**Extracted material**
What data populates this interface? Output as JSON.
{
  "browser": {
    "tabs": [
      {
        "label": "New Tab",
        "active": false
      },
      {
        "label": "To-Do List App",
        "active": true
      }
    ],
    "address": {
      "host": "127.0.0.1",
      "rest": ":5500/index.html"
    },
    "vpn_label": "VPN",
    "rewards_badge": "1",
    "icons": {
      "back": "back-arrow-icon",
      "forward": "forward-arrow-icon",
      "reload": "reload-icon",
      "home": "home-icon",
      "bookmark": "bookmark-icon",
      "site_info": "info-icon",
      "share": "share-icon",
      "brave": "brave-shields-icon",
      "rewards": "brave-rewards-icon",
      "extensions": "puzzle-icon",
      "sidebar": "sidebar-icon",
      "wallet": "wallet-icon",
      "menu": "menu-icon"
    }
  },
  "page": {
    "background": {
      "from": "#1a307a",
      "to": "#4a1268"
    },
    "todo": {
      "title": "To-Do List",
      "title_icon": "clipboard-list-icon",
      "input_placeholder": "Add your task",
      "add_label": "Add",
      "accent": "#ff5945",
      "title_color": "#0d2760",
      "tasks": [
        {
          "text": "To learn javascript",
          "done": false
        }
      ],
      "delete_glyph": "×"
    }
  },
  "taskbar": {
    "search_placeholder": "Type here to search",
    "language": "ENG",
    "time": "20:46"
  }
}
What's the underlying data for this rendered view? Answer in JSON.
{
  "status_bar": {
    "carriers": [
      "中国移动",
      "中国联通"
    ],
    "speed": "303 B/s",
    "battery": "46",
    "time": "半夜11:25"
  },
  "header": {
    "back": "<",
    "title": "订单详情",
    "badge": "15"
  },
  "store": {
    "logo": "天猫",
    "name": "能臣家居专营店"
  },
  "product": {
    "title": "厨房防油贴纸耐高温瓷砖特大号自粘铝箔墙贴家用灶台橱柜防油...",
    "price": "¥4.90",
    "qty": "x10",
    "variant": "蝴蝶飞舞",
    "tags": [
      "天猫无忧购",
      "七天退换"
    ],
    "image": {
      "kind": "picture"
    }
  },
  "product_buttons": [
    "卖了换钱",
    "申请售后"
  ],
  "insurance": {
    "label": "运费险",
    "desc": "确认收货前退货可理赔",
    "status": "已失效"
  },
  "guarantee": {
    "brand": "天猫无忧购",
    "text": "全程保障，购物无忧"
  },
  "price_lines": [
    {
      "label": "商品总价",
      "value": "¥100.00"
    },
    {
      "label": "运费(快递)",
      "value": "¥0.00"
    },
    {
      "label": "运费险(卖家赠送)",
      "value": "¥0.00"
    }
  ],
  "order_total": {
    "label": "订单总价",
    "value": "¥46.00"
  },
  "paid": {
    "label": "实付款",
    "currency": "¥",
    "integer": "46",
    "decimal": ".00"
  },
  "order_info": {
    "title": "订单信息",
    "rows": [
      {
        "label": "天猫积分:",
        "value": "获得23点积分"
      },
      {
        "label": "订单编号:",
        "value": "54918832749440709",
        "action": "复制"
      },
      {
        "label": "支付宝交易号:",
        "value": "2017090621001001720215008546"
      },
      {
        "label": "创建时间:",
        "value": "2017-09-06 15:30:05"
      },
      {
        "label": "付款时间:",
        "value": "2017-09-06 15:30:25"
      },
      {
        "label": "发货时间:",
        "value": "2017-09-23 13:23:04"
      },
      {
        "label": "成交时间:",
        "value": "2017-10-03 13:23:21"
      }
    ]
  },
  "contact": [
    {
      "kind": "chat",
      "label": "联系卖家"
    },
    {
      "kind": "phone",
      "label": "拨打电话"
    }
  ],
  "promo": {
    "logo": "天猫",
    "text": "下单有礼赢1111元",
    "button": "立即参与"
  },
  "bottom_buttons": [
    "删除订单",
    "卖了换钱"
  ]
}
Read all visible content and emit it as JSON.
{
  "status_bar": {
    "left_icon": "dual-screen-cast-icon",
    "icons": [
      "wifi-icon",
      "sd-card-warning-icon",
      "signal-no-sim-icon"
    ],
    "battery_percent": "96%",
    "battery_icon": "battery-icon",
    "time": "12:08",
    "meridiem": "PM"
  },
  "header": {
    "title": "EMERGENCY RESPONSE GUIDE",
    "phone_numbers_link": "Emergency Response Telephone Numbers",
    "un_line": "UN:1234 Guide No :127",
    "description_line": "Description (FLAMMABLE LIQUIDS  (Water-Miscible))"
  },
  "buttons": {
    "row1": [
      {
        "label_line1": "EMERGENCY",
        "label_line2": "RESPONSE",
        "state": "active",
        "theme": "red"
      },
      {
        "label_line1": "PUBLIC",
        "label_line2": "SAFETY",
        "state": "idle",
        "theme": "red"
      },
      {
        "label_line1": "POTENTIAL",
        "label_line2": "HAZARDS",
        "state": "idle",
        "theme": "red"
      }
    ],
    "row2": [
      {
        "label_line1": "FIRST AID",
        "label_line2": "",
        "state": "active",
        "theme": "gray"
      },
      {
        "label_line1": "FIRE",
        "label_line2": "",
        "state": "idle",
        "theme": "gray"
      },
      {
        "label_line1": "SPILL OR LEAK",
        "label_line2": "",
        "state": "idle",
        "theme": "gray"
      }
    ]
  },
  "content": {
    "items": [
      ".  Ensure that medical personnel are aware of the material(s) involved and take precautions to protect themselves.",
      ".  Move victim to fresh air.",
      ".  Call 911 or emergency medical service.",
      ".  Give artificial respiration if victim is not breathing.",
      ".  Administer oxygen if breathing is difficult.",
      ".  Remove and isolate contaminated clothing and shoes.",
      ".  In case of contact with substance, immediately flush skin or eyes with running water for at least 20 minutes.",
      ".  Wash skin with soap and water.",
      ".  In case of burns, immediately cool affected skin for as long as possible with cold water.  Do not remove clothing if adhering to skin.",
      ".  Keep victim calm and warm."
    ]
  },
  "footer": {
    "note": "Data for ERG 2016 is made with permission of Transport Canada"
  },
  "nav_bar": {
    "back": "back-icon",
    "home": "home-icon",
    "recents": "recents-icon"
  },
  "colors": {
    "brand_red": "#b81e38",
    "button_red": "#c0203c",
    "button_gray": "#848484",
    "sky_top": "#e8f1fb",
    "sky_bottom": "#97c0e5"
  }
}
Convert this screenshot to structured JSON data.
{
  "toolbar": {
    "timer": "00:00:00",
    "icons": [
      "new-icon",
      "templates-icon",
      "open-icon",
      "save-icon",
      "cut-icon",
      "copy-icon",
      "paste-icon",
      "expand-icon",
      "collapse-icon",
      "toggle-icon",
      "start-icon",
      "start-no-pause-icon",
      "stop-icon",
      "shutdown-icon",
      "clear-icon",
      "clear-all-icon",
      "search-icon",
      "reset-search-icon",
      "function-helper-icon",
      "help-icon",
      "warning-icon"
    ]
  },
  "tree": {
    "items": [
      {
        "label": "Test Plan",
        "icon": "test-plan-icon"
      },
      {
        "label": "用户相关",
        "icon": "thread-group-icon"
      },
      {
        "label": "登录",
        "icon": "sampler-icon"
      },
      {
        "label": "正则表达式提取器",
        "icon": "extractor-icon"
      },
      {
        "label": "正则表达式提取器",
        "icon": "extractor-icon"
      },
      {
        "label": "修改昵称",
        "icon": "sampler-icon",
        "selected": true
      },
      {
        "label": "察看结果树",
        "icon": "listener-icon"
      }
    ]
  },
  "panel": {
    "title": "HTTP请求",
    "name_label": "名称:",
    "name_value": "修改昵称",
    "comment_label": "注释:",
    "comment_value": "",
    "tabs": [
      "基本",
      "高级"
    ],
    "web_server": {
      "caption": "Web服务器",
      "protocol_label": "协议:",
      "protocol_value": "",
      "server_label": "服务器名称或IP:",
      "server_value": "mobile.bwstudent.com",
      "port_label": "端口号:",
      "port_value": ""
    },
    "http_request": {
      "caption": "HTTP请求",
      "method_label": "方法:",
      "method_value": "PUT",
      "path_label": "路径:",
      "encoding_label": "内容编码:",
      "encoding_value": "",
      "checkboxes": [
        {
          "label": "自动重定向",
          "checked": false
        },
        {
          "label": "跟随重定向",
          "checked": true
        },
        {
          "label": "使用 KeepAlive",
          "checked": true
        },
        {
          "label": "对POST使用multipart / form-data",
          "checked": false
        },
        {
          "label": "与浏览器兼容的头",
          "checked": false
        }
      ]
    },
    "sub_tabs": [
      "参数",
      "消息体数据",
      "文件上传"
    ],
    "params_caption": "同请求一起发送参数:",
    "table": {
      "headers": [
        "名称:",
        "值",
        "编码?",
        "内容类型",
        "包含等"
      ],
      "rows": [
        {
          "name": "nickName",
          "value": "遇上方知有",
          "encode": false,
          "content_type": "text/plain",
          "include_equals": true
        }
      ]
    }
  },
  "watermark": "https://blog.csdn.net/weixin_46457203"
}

**Required task**
Which lines contain the word "text"? Copy each one.

**Response to this exercise**
          "text": "To learn javascript",
    "text": "全程保障，购物无忧"
    "text": "下单有礼赢1111元",
          "content_type": "text/plain",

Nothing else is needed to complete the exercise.